EXTRACTED INFORMATION:
☆ ☆ ☆

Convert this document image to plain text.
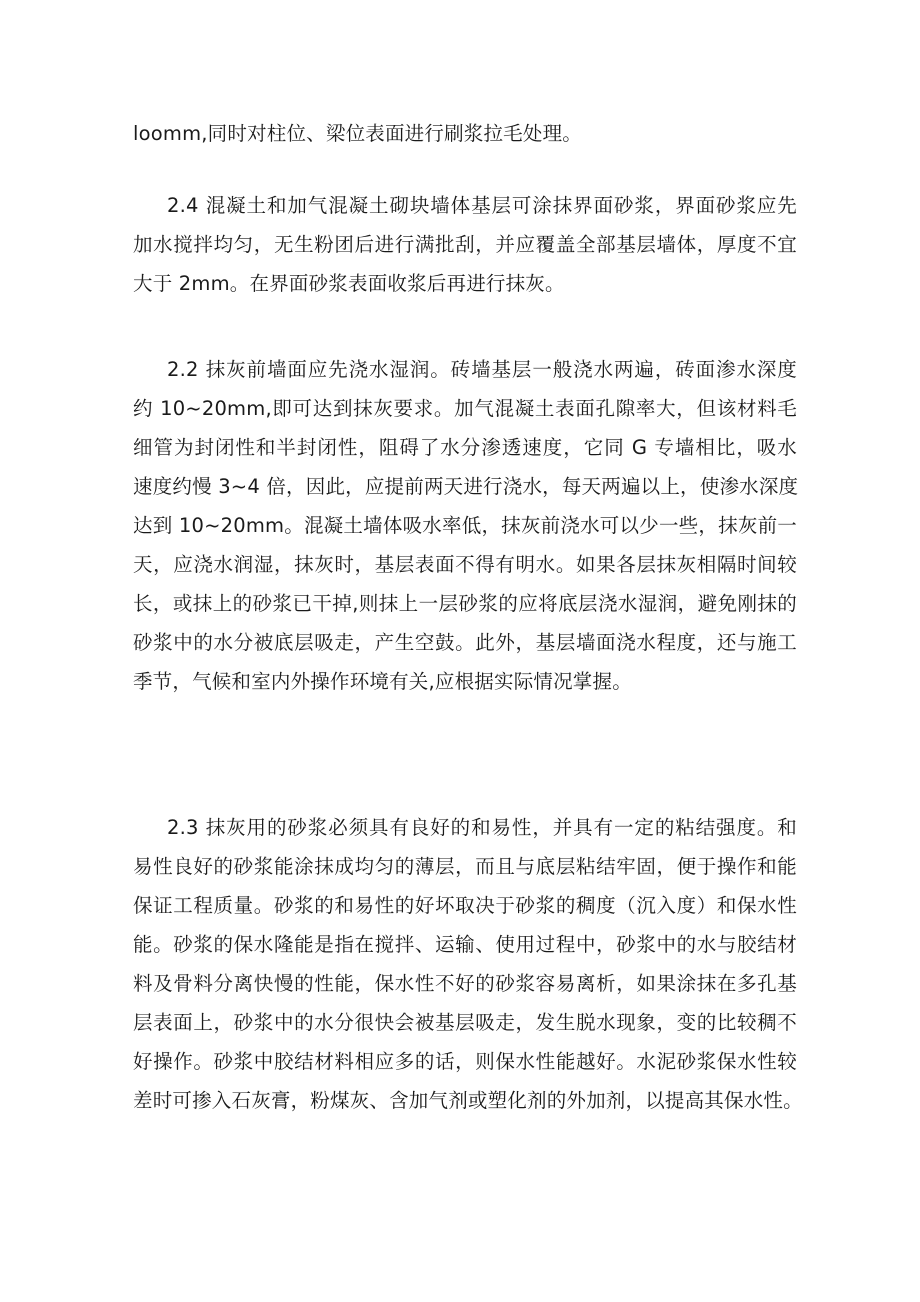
loomm,同时对柱位、梁位表面进行刷浆拉毛处理。
2.4 混凝土和加气混凝土砌块墙体基层可涂抹界面砂浆，界面砂浆应先
加水搅拌均匀，无生粉团后进行满批刮，并应覆盖全部基层墙体，厚度不宜
大于 2mm。在界面砂浆表面收浆后再进行抹灰。
2.2 抹灰前墙面应先浇水湿润。砖墙基层一般浇水两遍，砖面渗水深度
约 10~20mm,即可达到抹灰要求。加气混凝土表面孔隙率大，但该材料毛
细管为封闭性和半封闭性，阻碍了水分渗透速度，它同 G 专墙相比，吸水
速度约慢 3~4 倍，因此，应提前两天进行浇水，每天两遍以上，使渗水深度
达到 10~20mm。混凝土墙体吸水率低，抹灰前浇水可以少一些，抹灰前一
天，应浇水润湿，抹灰时，基层表面不得有明水。如果各层抹灰相隔时间较
长，或抹上的砂浆已干掉,则抹上一层砂浆的应将底层浇水湿润，避免刚抹的
砂浆中的水分被底层吸走，产生空鼓。此外，基层墙面浇水程度，还与施工
季节，气候和室内外操作环境有关,应根据实际情况掌握。
2.3 抹灰用的砂浆必须具有良好的和易性，并具有一定的粘结强度。和
易性良好的砂浆能涂抹成均匀的薄层，而且与底层粘结牢固，便于操作和能
保证工程质量。砂浆的和易性的好坏取决于砂浆的稠度（沉入度）和保水性
能。砂浆的保水隆能是指在搅拌、运输、使用过程中，砂浆中的水与胶结材
料及骨料分离快慢的性能，保水性不好的砂浆容易离析，如果涂抹在多孔基
层表面上，砂浆中的水分很快会被基层吸走，发生脱水现象，变的比较稠不
好操作。砂浆中胶结材料相应多的话，则保水性能越好。水泥砂浆保水性较
差时可掺入石灰膏，粉煤灰、含加气剂或塑化剂的外加剂，以提高其保水性。
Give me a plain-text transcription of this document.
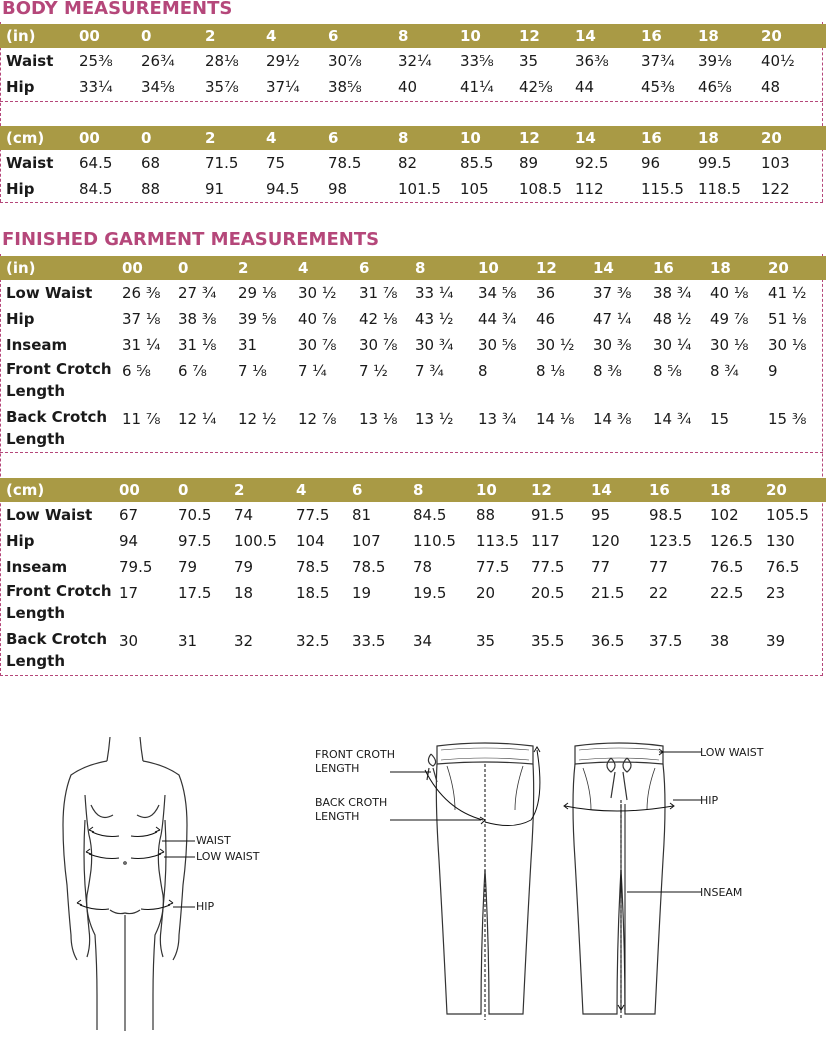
BODY MEASUREMENTS
(in)	00	0	2	4	6	8	10	12	14	16	18	20
Waist	25⅜	26¾	28⅛	29½	30⅞	32¼	33⅝	35	36⅜	37¾	39⅛	40½
Hip	33¼	34⅝	35⅞	37¼	38⅝	40	41¼	42⅝	44	45⅜	46⅝	48
(cm)	00	0	2	4	6	8	10	12	14	16	18	20
Waist	64.5	68	71.5	75	78.5	82	85.5	89	92.5	96	99.5	103
Hip	84.5	88	91	94.5	98	101.5	105	108.5	112	115.5	118.5	122
FINISHED GARMENT MEASUREMENTS
(in)	00	0	2	4	6	8	10	12	14	16	18	20
Low Waist	26 ⅜	27 ¾	29 ⅛	30 ½	31 ⅞	33 ¼	34 ⅝	36	37 ⅜	38 ¾	40 ⅛	41 ½
Hip	37 ⅛	38 ⅜	39 ⅝	40 ⅞	42 ⅛	43 ½	44 ¾	46	47 ¼	48 ½	49 ⅞	51 ⅛
Inseam	31 ¼	31 ⅛	31	30 ⅞	30 ⅞	30 ¾	30 ⅝	30 ½	30 ⅜	30 ¼	30 ⅛	30 ⅛
Front Crotch Length	6 ⅝	6 ⅞	7 ⅛	7 ¼	7 ½	7 ¾	8	8 ⅛	8 ⅜	8 ⅝	8 ¾	9
Back Crotch Length	11 ⅞	12 ¼	12 ½	12 ⅞	13 ⅛	13 ½	13 ¾	14 ⅛	14 ⅜	14 ¾	15	15 ⅜
(cm)	00	0	2	4	6	8	10	12	14	16	18	20
Low Waist	67	70.5	74	77.5	81	84.5	88	91.5	95	98.5	102	105.5
Hip	94	97.5	100.5	104	107	110.5	113.5	117	120	123.5	126.5	130
Inseam	79.5	79	79	78.5	78.5	78	77.5	77.5	77	77	76.5	76.5
Front Crotch Length	17	17.5	18	18.5	19	19.5	20	20.5	21.5	22	22.5	23
Back Crotch Length	30	31	32	32.5	33.5	34	35	35.5	36.5	37.5	38	39
WAIST
LOW WAIST
HIP
FRONT CROTH LENGTH
BACK CROTH LENGTH
LOW WAIST
HIP
INSEAM
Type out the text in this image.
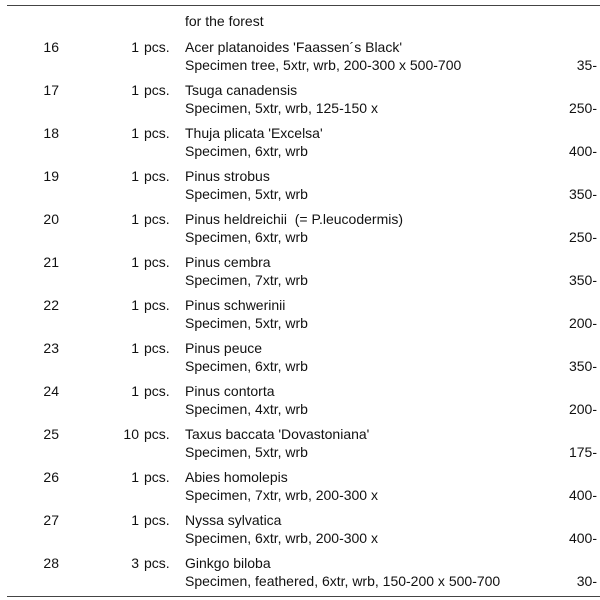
for the forest
16	1 pcs. Acer platanoides 'Faassen´s Black'
Specimen tree, 5xtr, wrb, 200-300 x 500-700	35-
17	1 pcs. Tsuga canadensis
Specimen, 5xtr, wrb, 125-150 x	250-
18	1 pcs. Thuja plicata 'Excelsa'
Specimen, 6xtr, wrb	400-
19	1 pcs. Pinus strobus
Specimen, 5xtr, wrb	350-
20	1 pcs. Pinus heldreichii  (= P.leucodermis)
Specimen, 6xtr, wrb	250-
21	1 pcs. Pinus cembra
Specimen, 7xtr, wrb	350-
22	1 pcs. Pinus schwerinii
Specimen, 5xtr, wrb	200-
23	1 pcs. Pinus peuce
Specimen, 6xtr, wrb	350-
24	1 pcs. Pinus contorta
Specimen, 4xtr, wrb	200-
25	10 pcs. Taxus baccata 'Dovastoniana'
Specimen, 5xtr, wrb	175-
26	1 pcs. Abies homolepis
Specimen, 7xtr, wrb, 200-300 x	400-
27	1 pcs. Nyssa sylvatica
Specimen, 6xtr, wrb, 200-300 x	400-
28	3 pcs. Ginkgo biloba
Specimen, feathered, 6xtr, wrb, 150-200 x 500-700	30-
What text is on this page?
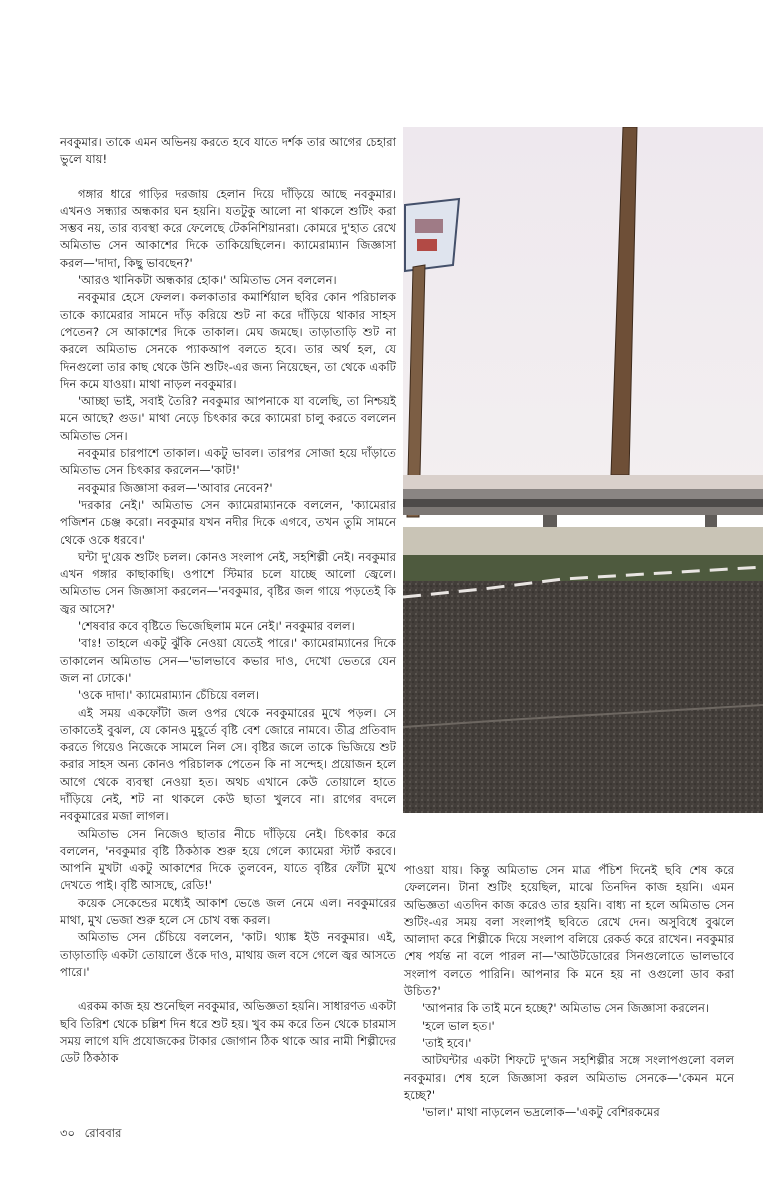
নবকুমার। তাকে এমন অভিনয় করতে হবে যাতে দর্শক তার আগের চেহারা ভুলে যায়!

গঙ্গার ধারে গাড়ির দরজায় হেলান দিয়ে দাঁড়িয়ে আছে নবকুমার। এখনও সন্ধ্যার অন্ধকার ঘন হয়নি। যতটুকু আলো না থাকলে শুটিং করা সম্ভব নয়, তার ব্যবস্থা করে ফেলেছে টেকনিশিয়ানরা। কোমরে দু'হাত রেখে অমিতাভ সেন আকাশের দিকে তাকিয়েছিলেন। ক্যামেরাম্যান জিজ্ঞাসা করল—'দাদা, কিছু ভাবছেন?'

'আরও খানিকটা অন্ধকার হোক।' অমিতাভ সেন বললেন।

নবকুমার হেসে ফেলল। কলকাতার কমার্শিয়াল ছবির কোন পরিচালক তাকে ক্যামেরার সামনে দাঁড় করিয়ে শুট না করে দাঁড়িয়ে থাকার সাহস পেতেন? সে আকাশের দিকে তাকাল। মেঘ জমছে। তাড়াতাড়ি শুট না করলে অমিতাভ সেনকে প্যাকআপ বলতে হবে। তার অর্থ হল, যে দিনগুলো তার কাছ থেকে উনি শুটিং-এর জন্য নিয়েছেন, তা থেকে একটি দিন কমে যাওয়া। মাথা নাড়ল নবকুমার।

'আচ্ছা ভাই, সবাই তৈরি? নবকুমার আপনাকে যা বলেছি, তা নিশ্চয়ই মনে আছে? গুড।' মাথা নেড়ে চিৎকার করে ক্যামেরা চালু করতে বললেন অমিতাভ সেন।

নবকুমার চারপাশে তাকাল। একটু ভাবল। তারপর সোজা হয়ে দাঁড়াতে অমিতাভ সেন চিৎকার করলেন—'কাট!'

নবকুমার জিজ্ঞাসা করল—'আবার নেবেন?'

'দরকার নেই।' অমিতাভ সেন ক্যামেরাম্যানকে বললেন, 'ক্যামেরার পজিশন চেঞ্জ করো। নবকুমার যখন নদীর দিকে এগবে, তখন তুমি সামনে থেকে ওকে ধরবে।'

ঘন্টা দু'য়েক শুটিং চলল। কোনও সংলাপ নেই, সহশিল্পী নেই। নবকুমার এখন গঙ্গার কাছাকাছি। ওপাশে স্টিমার চলে যাচ্ছে আলো জ্বেলে। অমিতাভ সেন জিজ্ঞাসা করলেন—'নবকুমার, বৃষ্টির জল গায়ে পড়তেই কি জ্বর আসে?'

'শেষবার কবে বৃষ্টিতে ভিজেছিলাম মনে নেই।' নবকুমার বলল।

'বাঃ! তাহলে একটু ঝুঁকি নেওয়া যেতেই পারে।' ক্যামেরাম্যানের দিকে তাকালেন অমিতাভ সেন—'ভালভাবে কভার দাও, দেখো ভেতরে যেন জল না ঢোকে।'

'ওকে দাদা।' ক্যামেরাম্যান চেঁচিয়ে বলল।

এই সময় একফোঁটা জল ওপর থেকে নবকুমারের মুখে পড়ল। সে তাকাতেই বুঝল, যে কোনও মুহূর্তে বৃষ্টি বেশ জোরে নামবে। তীব্র প্রতিবাদ করতে গিয়েও নিজেকে সামলে নিল সে। বৃষ্টির জলে তাকে ভিজিয়ে শুট করার সাহস অন্য কোনও পরিচালক পেতেন কি না সন্দেহ। প্রয়োজন হলে আগে থেকে ব্যবস্থা নেওয়া হত। অথচ এখানে কেউ তোয়ালে হাতে দাঁড়িয়ে নেই, শট না থাকলে কেউ ছাতা খুলবে না। রাগের বদলে নবকুমারের মজা লাগল।

অমিতাভ সেন নিজেও ছাতার নীচে দাঁড়িয়ে নেই। চিৎকার করে বললেন, 'নবকুমার বৃষ্টি ঠিকঠাক শুরু হয়ে গেলে ক্যামেরা স্টার্ট করবে। আপনি মুখটা একটু আকাশের দিকে তুলবেন, যাতে বৃষ্টির ফোঁটা মুখে দেখতে পাই। বৃষ্টি আসছে, রেডি!'

কয়েক সেকেন্ডের মধ্যেই আকাশ ভেঙে জল নেমে এল। নবকুমারের মাথা, মুখ ভেজা শুরু হলে সে চোখ বন্ধ করল।

অমিতাভ সেন চেঁচিয়ে বললেন, 'কাট। থ্যাঙ্ক ইউ নবকুমার। এই, তাড়াতাড়ি একটা তোয়ালে ওঁকে দাও, মাথায় জল বসে গেলে জ্বর আসতে পারে।'

এরকম কাজ হয় শুনেছিল নবকুমার, অভিজ্ঞতা হয়নি। সাধারণত একটা ছবি তিরিশ থেকে চল্লিশ দিন ধরে শুট হয়। খুব কম করে তিন থেকে চারমাস সময় লাগে যদি প্রযোজকের টাকার জোগান ঠিক থাকে আর নামী শিল্পীদের ডেট ঠিকঠাক

পাওয়া যায়। কিন্তু অমিতাভ সেন মাত্র পঁচিশ দিনেই ছবি শেষ করে ফেললেন। টানা শুটিং হয়েছিল, মাঝে তিনদিন কাজ হয়নি। এমন অভিজ্ঞতা এতদিন কাজ করেও তার হয়নি। বাধ্য না হলে অমিতাভ সেন শুটিং-এর সময় বলা সংলাপই ছবিতে রেখে দেন। অসুবিধে বুঝলে আলাদা করে শিল্পীকে দিয়ে সংলাপ বলিয়ে রেকর্ড করে রাখেন। নবকুমার শেষ পর্যন্ত না বলে পারল না—'আউটডোরের সিনগুলোতে ভালভাবে সংলাপ বলতে পারিনি। আপনার কি মনে হয় না ওগুলো ডাব করা উচিত?'

'আপনার কি তাই মনে হচ্ছে?' অমিতাভ সেন জিজ্ঞাসা করলেন।

'হলে ভাল হত।'

'তাই হবে।'

আটঘন্টার একটা শিফটে দু'জন সহশিল্পীর সঙ্গে সংলাপগুলো বলল নবকুমার। শেষ হলে জিজ্ঞাসা করল অমিতাভ সেনকে—'কেমন মনে হচ্ছে?'

'ভাল।' মাথা নাড়লেন ভদ্রলোক—'একটু বেশিরকমের

৩০ রোববার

☆ ☆ ☆

EXERCISE PROMPT:
Within the listing above, copy each line that has the string "MEASUREMENTS".

ANSWER TO THE EXERCISE:
BODY MEASUREMENTS
FINISHED GARMENT MEASUREMENTS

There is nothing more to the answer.